━━━━━ TRECHO DO TEXTO

É fácil reconhecer um filme do diretor David Fincher. Cenas rápidas, estilizadas, muita pós-produção, histórias extraordinárias, pessoas incomuns... De aliens, deslocados e serial killers, só este último sobrevive em Zodíaco, e sem tanto do virtuosismo dos primeiros filmes.

Isso absolutamente não desmerece o thriller, que, se não pode (e nem deve) ser comparado com Seven, se emparelha com grandes filmes investigativos como Todos os homens do presidente (1976 - Alan Pakula) e O informante (1999 - Michael Mann), onde o que importa é o ritmo lento e constante da trama. Mais ainda, o filme se apóia na frustração de um caso até hoje não solucionado, o do serial killer auto intitulado Zodiac, que fez vítimas na região de San Francisco a partir de 1968.

━━━━━━━━━━
━━━━━ ITENS FORNECIDOS

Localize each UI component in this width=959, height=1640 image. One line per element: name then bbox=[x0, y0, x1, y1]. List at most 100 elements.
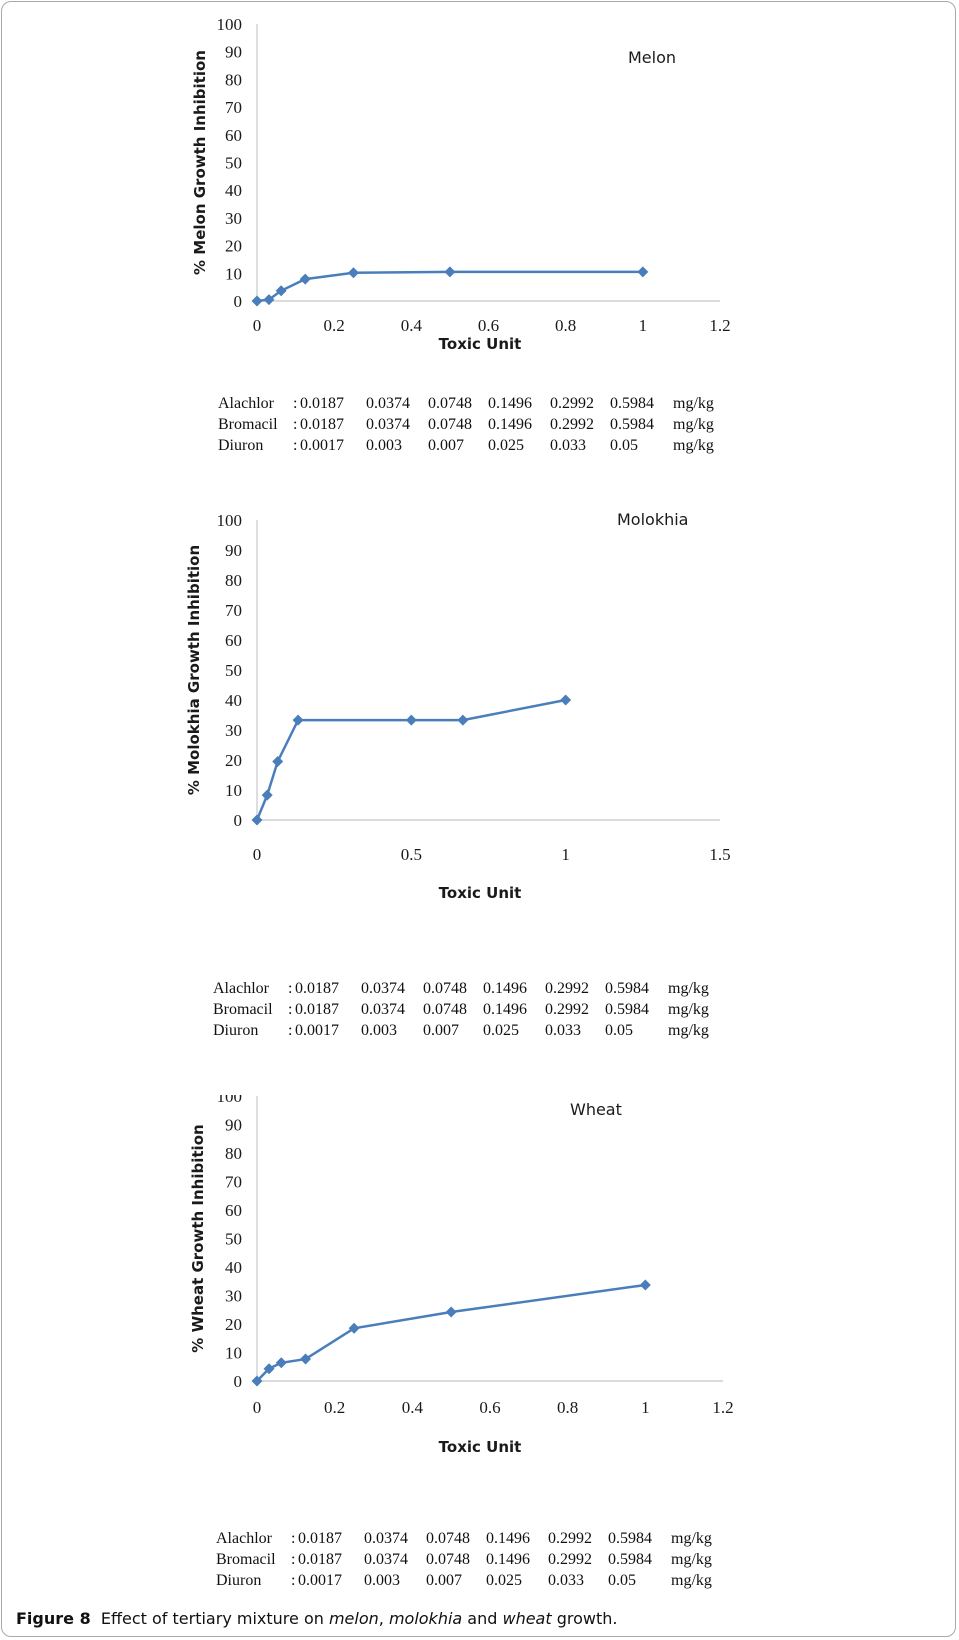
x-tick-label: 1.5 bbox=[709, 845, 730, 864]
dose-value: 0.0374 bbox=[366, 416, 410, 433]
y-tick-label: 100 bbox=[217, 511, 243, 530]
x-tick-label: 0.2 bbox=[324, 1398, 345, 1417]
dose-value: 0.0374 bbox=[366, 395, 410, 412]
wheat-chart: 0 10 20 30 40 50 60 70 80 90 100 0 0.2 0.4 0.6 0.8 1 1.2 T… bbox=[189, 1095, 734, 1456]
data-point bbox=[299, 273, 311, 285]
molokhia-chart: 0 10 20 30 40 50 60 70 80 90 100 0 0.5 1 1.5 Toxic Unit… bbox=[185, 510, 731, 902]
x-tick-label: 1 bbox=[641, 1398, 650, 1417]
y-tick-label: 80 bbox=[225, 1144, 242, 1163]
data-point bbox=[263, 1363, 275, 1375]
dose-value: 0.0187 bbox=[300, 416, 344, 433]
x-tick-label: 0 bbox=[253, 1398, 262, 1417]
dose-value: 0.0748 bbox=[428, 416, 472, 433]
y-axis-label: % Wheat Growth Inhibition bbox=[189, 1124, 207, 1352]
x-tick-label: 0.8 bbox=[555, 316, 576, 335]
caption-wheat: wheat bbox=[502, 1609, 552, 1628]
dose-value: 0.5984 bbox=[605, 1001, 649, 1018]
dose-value: 0.1496 bbox=[483, 980, 527, 997]
unit-label: mg/kg bbox=[673, 437, 714, 454]
caption-molokhia: molokhia bbox=[388, 1609, 463, 1628]
dose-value: 0.007 bbox=[428, 437, 464, 454]
y-tick-label: 10 bbox=[225, 1344, 242, 1363]
data-point bbox=[348, 1322, 360, 1334]
dose-value: 0.003 bbox=[366, 437, 402, 454]
chart-title: Molokhia bbox=[617, 510, 688, 529]
y-tick-label: 80 bbox=[225, 571, 242, 590]
data-point bbox=[263, 294, 275, 306]
y-tick-label: 70 bbox=[225, 98, 242, 117]
dose-value: 0.2992 bbox=[550, 395, 594, 412]
dose-row: Diuron:0.0017 0.003 0.007 0.025 0.033 0.05 mg/… bbox=[213, 1020, 953, 1041]
caption-label: Figure 8 bbox=[16, 1609, 91, 1628]
y-tick-label: 40 bbox=[225, 691, 242, 710]
y-tick-label: 30 bbox=[225, 721, 242, 740]
dose-value: 0.0374 bbox=[361, 980, 405, 997]
dose-value: 0.2992 bbox=[545, 1001, 589, 1018]
x-tick-label: 0 bbox=[253, 845, 262, 864]
separator: : bbox=[293, 395, 298, 412]
dose-value: 0.0017 bbox=[295, 1022, 339, 1039]
dose-value: 0.003 bbox=[361, 1022, 397, 1039]
dose-value: 0.0017 bbox=[300, 437, 344, 454]
dose-value: 0.1496 bbox=[486, 1551, 530, 1568]
y-tick-label: 70 bbox=[225, 601, 242, 620]
x-axis-label: Toxic Unit bbox=[439, 1438, 522, 1456]
separator: : bbox=[291, 1530, 296, 1547]
dose-value: 0.025 bbox=[486, 1572, 522, 1589]
y-tick-label: 80 bbox=[225, 70, 242, 89]
dose-value: 0.0187 bbox=[300, 395, 344, 412]
data-point bbox=[300, 1353, 312, 1365]
unit-label: mg/kg bbox=[673, 416, 714, 433]
dose-value: 0.1496 bbox=[488, 395, 532, 412]
y-tick-label: 70 bbox=[225, 1173, 242, 1192]
melon-chart: 0 10 20 30 40 50 60 70 80 90 100 0 0.2 0.4 0.6 0.8 1 1.2 T… bbox=[191, 15, 731, 353]
compound-name: Alachlor bbox=[218, 395, 274, 412]
dose-row: Alachlor:0.0187 0.0374 0.0748 0.1496 0.2992 0… bbox=[218, 393, 958, 414]
compound-name: Alachlor bbox=[213, 980, 269, 997]
dose-value: 0.0374 bbox=[364, 1530, 408, 1547]
dose-row: Diuron:0.0017 0.003 0.007 0.025 0.033 0.05 mg/… bbox=[216, 1570, 956, 1591]
compound-name: Bromacil bbox=[216, 1551, 276, 1568]
molokhia-dose-table: Alachlor:0.0187 0.0374 0.0748 0.1496 0.2992 0… bbox=[213, 978, 953, 1041]
data-point bbox=[347, 267, 359, 279]
separator: : bbox=[291, 1572, 296, 1589]
dose-value: 0.0374 bbox=[361, 1001, 405, 1018]
y-axis-label: % Molokhia Growth Inhibition bbox=[185, 545, 203, 795]
x-tick-label: 1.2 bbox=[709, 316, 730, 335]
data-point bbox=[275, 1357, 287, 1369]
dose-value: 0.5984 bbox=[605, 980, 649, 997]
dose-value: 0.0748 bbox=[423, 1001, 467, 1018]
data-point bbox=[637, 266, 649, 278]
dose-value: 0.5984 bbox=[608, 1551, 652, 1568]
data-point bbox=[457, 714, 469, 726]
y-tick-label: 0 bbox=[234, 292, 243, 311]
y-tick-label: 40 bbox=[225, 1258, 242, 1277]
unit-label: mg/kg bbox=[668, 1022, 709, 1039]
unit-label: mg/kg bbox=[668, 1001, 709, 1018]
y-tick-label: 0 bbox=[234, 1372, 243, 1391]
x-tick-label: 1.2 bbox=[712, 1398, 733, 1417]
y-tick-label: 50 bbox=[225, 154, 242, 173]
dose-value: 0.0748 bbox=[423, 980, 467, 997]
dose-value: 0.033 bbox=[550, 437, 586, 454]
separator: : bbox=[293, 416, 298, 433]
dose-value: 0.05 bbox=[608, 1572, 636, 1589]
y-tick-label: 20 bbox=[225, 751, 242, 770]
x-tick-label: 0.8 bbox=[557, 1398, 578, 1417]
x-tick-label: 0.2 bbox=[324, 316, 345, 335]
y-tick-label: 90 bbox=[225, 541, 242, 560]
unit-label: mg/kg bbox=[671, 1572, 712, 1589]
data-point bbox=[272, 756, 284, 767]
separator: : bbox=[288, 1022, 293, 1039]
separator: : bbox=[288, 1001, 293, 1018]
dose-value: 0.0187 bbox=[298, 1551, 342, 1568]
y-tick-label: 30 bbox=[225, 209, 242, 228]
data-point bbox=[251, 1375, 263, 1387]
dose-value: 0.0187 bbox=[295, 980, 339, 997]
x-axis-label: Toxic Unit bbox=[439, 884, 522, 902]
dose-value: 0.05 bbox=[610, 437, 638, 454]
dose-value: 0.025 bbox=[483, 1022, 519, 1039]
data-point bbox=[261, 789, 273, 801]
dose-value: 0.05 bbox=[605, 1022, 633, 1039]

━━━━━━━━━━

• [TAREFA CURTA] Pode extrair do trecho sobre Zodíaco, sem alterar nada, a passagem que começa nas palavras "É fácil reconhecer" e termina depois de "partir de 1968."? Baseie-se somente no trecho, sem recorrer aos itens.

• [TAREFA CONCLUÍDA]
É fácil reconhecer um filme do diretor David Fincher. Cenas rápidas, estilizadas, muita pós-produção, histórias extraordinárias, pessoas incomuns... De aliens, deslocados e serial killers, só este último sobrevive em Zodíaco, e sem tanto do virtuosismo dos primeiros filmes.

Isso absolutamente não desmerece o thriller, que, se não pode (e nem deve) ser comparado com Seven, se emparelha com grandes filmes investigativos como Todos os homens do presidente (1976 - Alan Pakula) e O informante (1999 - Michael Mann), onde o que importa é o ritmo lento e constante da trama. Mais ainda, o filme se apóia na frustração de um caso até hoje não solucionado, o do serial killer auto intitulado Zodiac, que fez vítimas na região de San Francisco a partir de 1968.